• Tasks to carry out:
• 1. In the hybrid vehicle study text, what percentage of vehicles in San Francisco-area counties are low-emission hybrids?
• 2. Locate every line of the listing that contains the string "elements" and copy each one. Match case exactly.

"There is clear evidence that environmentalists are voting their pocketbook on environmental products," said
Matthew E. Kahn, a UCLA professor and co-director of the institute's Center for Corporate Environmental Performance.
While unsurprising, the results provide new measures of which
communities in the state are "walking the green talk," Kahn said. He
argued that such benchmarks are critical to the success of California's
efforts to develop strategies to limit vehicle emissions and implement
a range of policies to address global warming.
"There's a lot of talk about environmental sensitivity and going
green, but what we really need is much more data to provide benchmarks
and start evaluating how communities are really performing," Kahn said.
"Benchmarks will spur healthy competition among communities to see
which can be greenest."
Kahn - an environmental economist with appointments in both the
public policy and economics departments - gathered 2007 vehicle
registration data for every zip code in California. He then correlated
that with 2000 data on median household incomes, as well Green Party
voter registration data and how regions voted on two statewide
environmental initiatives.
The results show:
-
1.74 percent of vehicles in San Francisco-area counties are
low-emission hybrids, far higher than the statewide average of 0.77
percent. That's also far higher than equally wealthy areas of greater
Los Angeles and greater San Diego.

• Recorded data:
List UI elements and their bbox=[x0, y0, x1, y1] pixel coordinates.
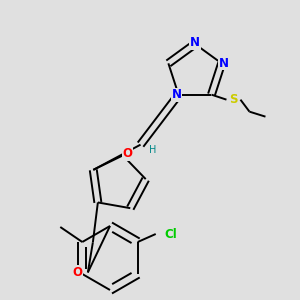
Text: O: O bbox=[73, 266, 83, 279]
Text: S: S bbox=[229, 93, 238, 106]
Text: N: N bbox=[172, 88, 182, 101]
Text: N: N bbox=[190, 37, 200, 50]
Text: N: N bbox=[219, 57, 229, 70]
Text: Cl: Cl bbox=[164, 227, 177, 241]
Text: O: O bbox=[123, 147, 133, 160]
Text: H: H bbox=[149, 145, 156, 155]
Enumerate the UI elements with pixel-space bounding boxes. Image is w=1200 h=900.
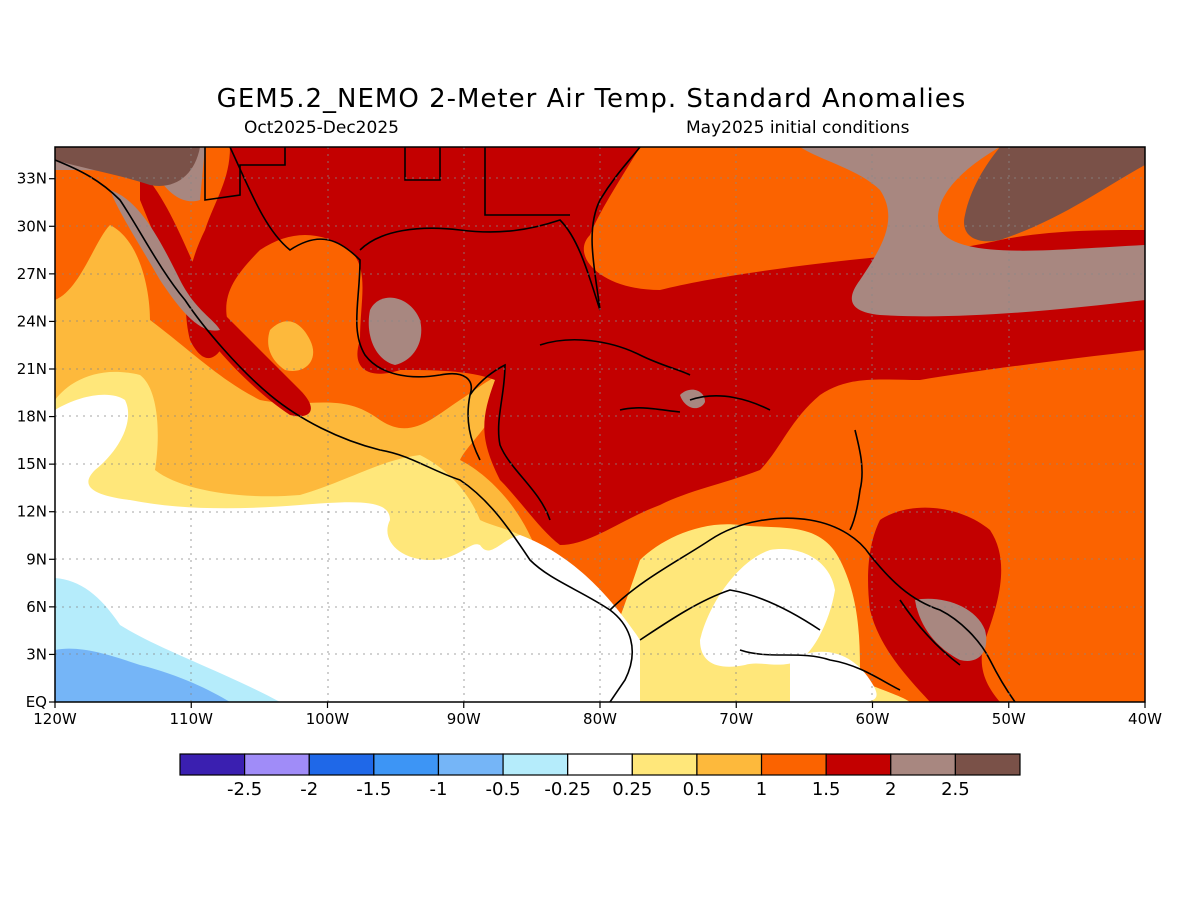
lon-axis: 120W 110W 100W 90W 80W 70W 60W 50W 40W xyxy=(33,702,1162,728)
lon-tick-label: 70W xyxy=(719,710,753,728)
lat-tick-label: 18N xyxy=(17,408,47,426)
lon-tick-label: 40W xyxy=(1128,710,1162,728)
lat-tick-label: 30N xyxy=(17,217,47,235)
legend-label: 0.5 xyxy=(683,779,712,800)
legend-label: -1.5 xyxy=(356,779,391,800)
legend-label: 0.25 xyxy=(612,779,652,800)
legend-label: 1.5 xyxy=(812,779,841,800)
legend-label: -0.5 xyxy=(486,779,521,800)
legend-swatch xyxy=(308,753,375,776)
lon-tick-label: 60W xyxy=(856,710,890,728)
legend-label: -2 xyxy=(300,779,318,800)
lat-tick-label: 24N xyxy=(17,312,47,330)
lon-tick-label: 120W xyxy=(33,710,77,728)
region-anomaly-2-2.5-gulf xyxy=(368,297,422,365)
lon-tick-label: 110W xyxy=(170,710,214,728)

• Answers in order:
• 1. 1.74 percent

• 2.
List UI elements and their bbox=[x0, y0, x1, y1] pixel coordinates.
Enumerate the UI elements with pixel-space bounding boxes. Image is w=1200 h=900.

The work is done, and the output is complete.